▸ **TASK**:
All of the data should be output character for character, except the pictures.

[Recorded data]

★ ★ ★

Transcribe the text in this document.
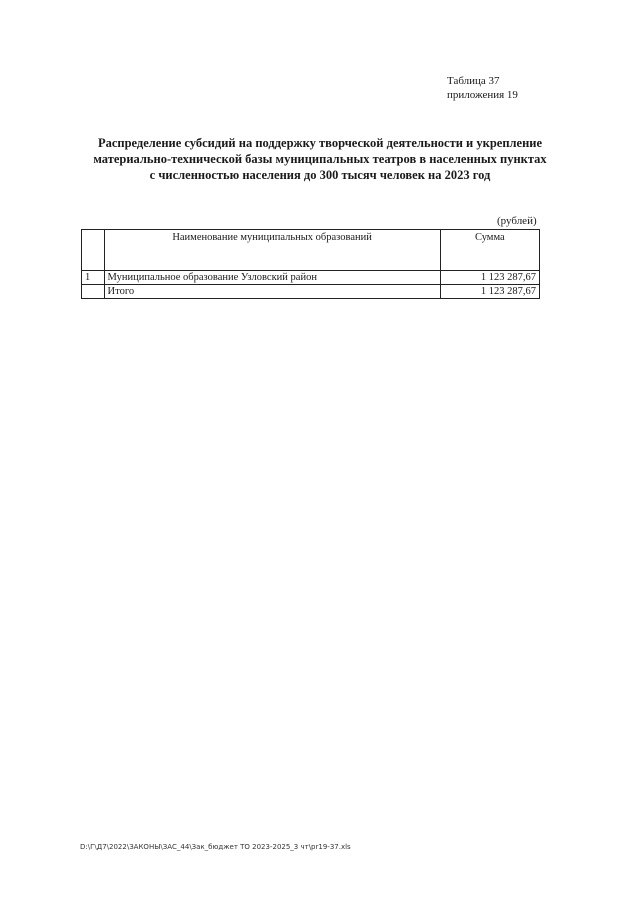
Таблица 37
приложения 19
Распределение субсидий на поддержку творческой деятельности и укрепление
материально-технической базы муниципальных театров в населенных пунктах
с численностью населения до 300 тысяч человек на 2023 год
(рублей)
	Наименование муниципальных образований	Сумма
1	Муниципальное образование Узловский район	1 123 287,67
	Итого	1 123 287,67
D:\Г\Д7\2022\ЗАКОНЫ\ЗАС_44\Зак_бюджет ТО 2023-2025_3 чт\pr19-37.xls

★ ★ ★

▸ **RESPONSE TO THE EXERCISE**:
Transcribe the text in this document.
Таблица 37
приложения 19
Распределение субсидий на поддержку творческой деятельности и укрепление
материально-технической базы муниципальных театров в населенных пунктах
с численностью населения до 300 тысяч человек на 2023 год
(рублей)
	Наименование муниципальных образований	Сумма
1	Муниципальное образование Узловский район	1 123 287,67
	Итого	1 123 287,67
D:\Г\Д7\2022\ЗАКОНЫ\ЗАС_44\Зак_бюджет ТО 2023-2025_3 чт\pr19-37.xls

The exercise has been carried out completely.